### [GOAL]
Transcribe every line of the records verbatim.

Figure data in JSON:
━━━━━━━━━━
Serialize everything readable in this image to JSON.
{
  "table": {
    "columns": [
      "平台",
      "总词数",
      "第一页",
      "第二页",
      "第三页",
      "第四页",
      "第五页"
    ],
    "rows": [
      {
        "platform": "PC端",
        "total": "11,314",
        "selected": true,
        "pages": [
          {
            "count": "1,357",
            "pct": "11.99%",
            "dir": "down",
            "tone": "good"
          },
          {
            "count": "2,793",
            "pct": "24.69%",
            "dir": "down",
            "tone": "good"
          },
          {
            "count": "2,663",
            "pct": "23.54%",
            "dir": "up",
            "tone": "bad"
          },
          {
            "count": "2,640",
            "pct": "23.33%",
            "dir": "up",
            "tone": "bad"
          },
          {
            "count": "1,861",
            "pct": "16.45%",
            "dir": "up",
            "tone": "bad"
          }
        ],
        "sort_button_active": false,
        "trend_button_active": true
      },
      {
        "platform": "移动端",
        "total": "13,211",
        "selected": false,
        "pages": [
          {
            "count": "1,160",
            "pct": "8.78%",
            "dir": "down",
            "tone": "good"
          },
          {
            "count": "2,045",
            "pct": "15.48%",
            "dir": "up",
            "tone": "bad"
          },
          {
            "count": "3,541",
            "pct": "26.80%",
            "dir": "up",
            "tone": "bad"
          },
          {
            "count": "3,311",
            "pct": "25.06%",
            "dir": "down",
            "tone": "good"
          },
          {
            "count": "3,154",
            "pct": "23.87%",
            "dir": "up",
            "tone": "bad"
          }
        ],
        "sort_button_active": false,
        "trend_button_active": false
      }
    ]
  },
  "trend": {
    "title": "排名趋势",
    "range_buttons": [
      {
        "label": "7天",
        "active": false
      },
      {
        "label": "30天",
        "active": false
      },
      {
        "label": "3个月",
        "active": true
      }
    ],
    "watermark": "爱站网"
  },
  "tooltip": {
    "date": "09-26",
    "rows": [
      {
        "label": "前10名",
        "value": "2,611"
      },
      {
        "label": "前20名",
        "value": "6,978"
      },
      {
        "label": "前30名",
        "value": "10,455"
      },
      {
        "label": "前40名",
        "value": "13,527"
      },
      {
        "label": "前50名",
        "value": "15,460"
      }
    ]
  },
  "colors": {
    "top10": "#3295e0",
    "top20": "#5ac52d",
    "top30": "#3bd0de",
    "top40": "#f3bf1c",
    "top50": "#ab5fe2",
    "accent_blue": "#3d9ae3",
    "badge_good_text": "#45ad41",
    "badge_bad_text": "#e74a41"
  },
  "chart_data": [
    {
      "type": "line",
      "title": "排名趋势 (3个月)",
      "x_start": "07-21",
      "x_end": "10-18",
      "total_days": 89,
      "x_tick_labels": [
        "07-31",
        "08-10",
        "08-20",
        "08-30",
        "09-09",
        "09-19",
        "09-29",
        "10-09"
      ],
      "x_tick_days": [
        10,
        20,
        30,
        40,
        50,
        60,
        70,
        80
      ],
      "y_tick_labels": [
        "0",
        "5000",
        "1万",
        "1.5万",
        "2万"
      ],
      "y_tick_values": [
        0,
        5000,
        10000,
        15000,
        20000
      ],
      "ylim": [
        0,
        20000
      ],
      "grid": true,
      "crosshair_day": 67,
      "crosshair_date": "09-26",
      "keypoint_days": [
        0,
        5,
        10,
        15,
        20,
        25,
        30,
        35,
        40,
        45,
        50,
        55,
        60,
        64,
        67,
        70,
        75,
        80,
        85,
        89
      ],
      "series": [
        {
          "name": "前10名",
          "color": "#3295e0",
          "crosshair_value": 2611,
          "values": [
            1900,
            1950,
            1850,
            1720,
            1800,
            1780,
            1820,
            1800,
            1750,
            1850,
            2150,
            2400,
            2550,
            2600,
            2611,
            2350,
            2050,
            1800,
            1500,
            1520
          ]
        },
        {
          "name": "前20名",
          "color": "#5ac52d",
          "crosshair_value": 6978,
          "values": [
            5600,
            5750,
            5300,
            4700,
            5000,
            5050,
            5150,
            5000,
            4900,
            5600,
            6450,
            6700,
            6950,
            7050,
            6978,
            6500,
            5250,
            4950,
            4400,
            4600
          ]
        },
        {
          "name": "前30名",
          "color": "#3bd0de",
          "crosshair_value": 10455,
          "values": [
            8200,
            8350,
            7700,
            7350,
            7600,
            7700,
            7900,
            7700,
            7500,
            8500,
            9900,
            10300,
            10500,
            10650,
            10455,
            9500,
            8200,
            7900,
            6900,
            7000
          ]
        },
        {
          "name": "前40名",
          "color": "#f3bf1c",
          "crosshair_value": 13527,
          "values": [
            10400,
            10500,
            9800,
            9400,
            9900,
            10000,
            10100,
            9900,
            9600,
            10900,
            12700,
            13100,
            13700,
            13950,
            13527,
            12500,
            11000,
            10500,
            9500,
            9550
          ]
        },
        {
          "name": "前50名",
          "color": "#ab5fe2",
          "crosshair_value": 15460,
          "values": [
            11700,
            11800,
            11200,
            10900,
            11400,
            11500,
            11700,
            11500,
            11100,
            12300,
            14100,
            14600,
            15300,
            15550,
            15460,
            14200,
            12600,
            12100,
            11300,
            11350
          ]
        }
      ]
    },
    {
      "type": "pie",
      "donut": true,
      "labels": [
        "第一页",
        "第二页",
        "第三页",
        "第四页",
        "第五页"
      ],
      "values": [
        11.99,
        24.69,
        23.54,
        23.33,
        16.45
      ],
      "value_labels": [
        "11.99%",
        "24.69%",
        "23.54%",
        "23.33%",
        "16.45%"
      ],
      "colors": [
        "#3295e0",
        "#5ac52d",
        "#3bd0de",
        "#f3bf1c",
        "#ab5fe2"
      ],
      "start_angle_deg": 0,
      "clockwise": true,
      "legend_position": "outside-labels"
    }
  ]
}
━━━━━━━━━━
### [WRITTEN SOLUTION]
Serialize everything readable in this image to JSON.
{
  "table": {
    "columns": [
      "平台",
      "总词数",
      "第一页",
      "第二页",
      "第三页",
      "第四页",
      "第五页"
    ],
    "rows": [
      {
        "platform": "PC端",
        "total": "11,314",
        "selected": true,
        "pages": [
          {
            "count": "1,357",
            "pct": "11.99%",
            "dir": "down",
            "tone": "good"
          },
          {
            "count": "2,793",
            "pct": "24.69%",
            "dir": "down",
            "tone": "good"
          },
          {
            "count": "2,663",
            "pct": "23.54%",
            "dir": "up",
            "tone": "bad"
          },
          {
            "count": "2,640",
            "pct": "23.33%",
            "dir": "up",
            "tone": "bad"
          },
          {
            "count": "1,861",
            "pct": "16.45%",
            "dir": "up",
            "tone": "bad"
          }
        ],
        "sort_button_active": false,
        "trend_button_active": true
      },
      {
        "platform": "移动端",
        "total": "13,211",
        "selected": false,
        "pages": [
          {
            "count": "1,160",
            "pct": "8.78%",
            "dir": "down",
            "tone": "good"
          },
          {
            "count": "2,045",
            "pct": "15.48%",
            "dir": "up",
            "tone": "bad"
          },
          {
            "count": "3,541",
            "pct": "26.80%",
            "dir": "up",
            "tone": "bad"
          },
          {
            "count": "3,311",
            "pct": "25.06%",
            "dir": "down",
            "tone": "good"
          },
          {
            "count": "3,154",
            "pct": "23.87%",
            "dir": "up",
            "tone": "bad"
          }
        ],
        "sort_button_active": false,
        "trend_button_active": false
      }
    ]
  },
  "trend": {
    "title": "排名趋势",
    "range_buttons": [
      {
        "label": "7天",
        "active": false
      },
      {
        "label": "30天",
        "active": false
      },
      {
        "label": "3个月",
        "active": true
      }
    ],
    "watermark": "爱站网"
  },
  "tooltip": {
    "date": "09-26",
    "rows": [
      {
        "label": "前10名",
        "value": "2,611"
      },
      {
        "label": "前20名",
        "value": "6,978"
      },
      {
        "label": "前30名",
        "value": "10,455"
      },
      {
        "label": "前40名",
        "value": "13,527"
      },
      {
        "label": "前50名",
        "value": "15,460"
      }
    ]
  },
  "colors": {
    "top10": "#3295e0",
    "top20": "#5ac52d",
    "top30": "#3bd0de",
    "top40": "#f3bf1c",
    "top50": "#ab5fe2",
    "accent_blue": "#3d9ae3",
    "badge_good_text": "#45ad41",
    "badge_bad_text": "#e74a41"
  },
  "chart_data": [
    {
      "type": "line",
      "title": "排名趋势 (3个月)",
      "x_start": "07-21",
      "x_end": "10-18",
      "total_days": 89,
      "x_tick_labels": [
        "07-31",
        "08-10",
        "08-20",
        "08-30",
        "09-09",
        "09-19",
        "09-29",
        "10-09"
      ],
      "x_tick_days": [
        10,
        20,
        30,
        40,
        50,
        60,
        70,
        80
      ],
      "y_tick_labels": [
        "0",
        "5000",
        "1万",
        "1.5万",
        "2万"
      ],
      "y_tick_values": [
        0,
        5000,
        10000,
        15000,
        20000
      ],
      "ylim": [
        0,
        20000
      ],
      "grid": true,
      "crosshair_day": 67,
      "crosshair_date": "09-26",
      "keypoint_days": [
        0,
        5,
        10,
        15,
        20,
        25,
        30,
        35,
        40,
        45,
        50,
        55,
        60,
        64,
        67,
        70,
        75,
        80,
        85,
        89
      ],
      "series": [
        {
          "name": "前10名",
          "color": "#3295e0",
          "crosshair_value": 2611,
          "values": [
            1900,
            1950,
            1850,
            1720,
            1800,
            1780,
            1820,
            1800,
            1750,
            1850,
            2150,
            2400,
            2550,
            2600,
            2611,
            2350,
            2050,
            1800,
            1500,
            1520
          ]
        },
        {
          "name": "前20名",
          "color": "#5ac52d",
          "crosshair_value": 6978,
          "values": [
            5600,
            5750,
            5300,
            4700,
            5000,
            5050,
            5150,
            5000,
            4900,
            5600,
            6450,
            6700,
            6950,
            7050,
            6978,
            6500,
            5250,
            4950,
            4400,
            4600
          ]
        },
        {
          "name": "前30名",
          "color": "#3bd0de",
          "crosshair_value": 10455,
          "values": [
            8200,
            8350,
            7700,
            7350,
            7600,
            7700,
            7900,
            7700,
            7500,
            8500,
            9900,
            10300,
            10500,
            10650,
            10455,
            9500,
            8200,
            7900,
            6900,
            7000
          ]
        },
        {
          "name": "前40名",
          "color": "#f3bf1c",
          "crosshair_value": 13527,
          "values": [
            10400,
            10500,
            9800,
            9400,
            9900,
            10000,
            10100,
            9900,
            9600,
            10900,
            12700,
            13100,
            13700,
            13950,
            13527,
            12500,
            11000,
            10500,
            9500,
            9550
          ]
        },
        {
          "name": "前50名",
          "color": "#ab5fe2",
          "crosshair_value": 15460,
          "values": [
            11700,
            11800,
            11200,
            10900,
            11400,
            11500,
            11700,
            11500,
            11100,
            12300,
            14100,
            14600,
            15300,
            15550,
            15460,
            14200,
            12600,
            12100,
            11300,
            11350
          ]
        }
      ]
    },
    {
      "type": "pie",
      "donut": true,
      "labels": [
        "第一页",
        "第二页",
        "第三页",
        "第四页",
        "第五页"
      ],
      "values": [
        11.99,
        24.69,
        23.54,
        23.33,
        16.45
      ],
      "value_labels": [
        "11.99%",
        "24.69%",
        "23.54%",
        "23.33%",
        "16.45%"
      ],
      "colors": [
        "#3295e0",
        "#5ac52d",
        "#3bd0de",
        "#f3bf1c",
        "#ab5fe2"
      ],
      "start_angle_deg": 0,
      "clockwise": true,
      "legend_position": "outside-labels"
    }
  ]
}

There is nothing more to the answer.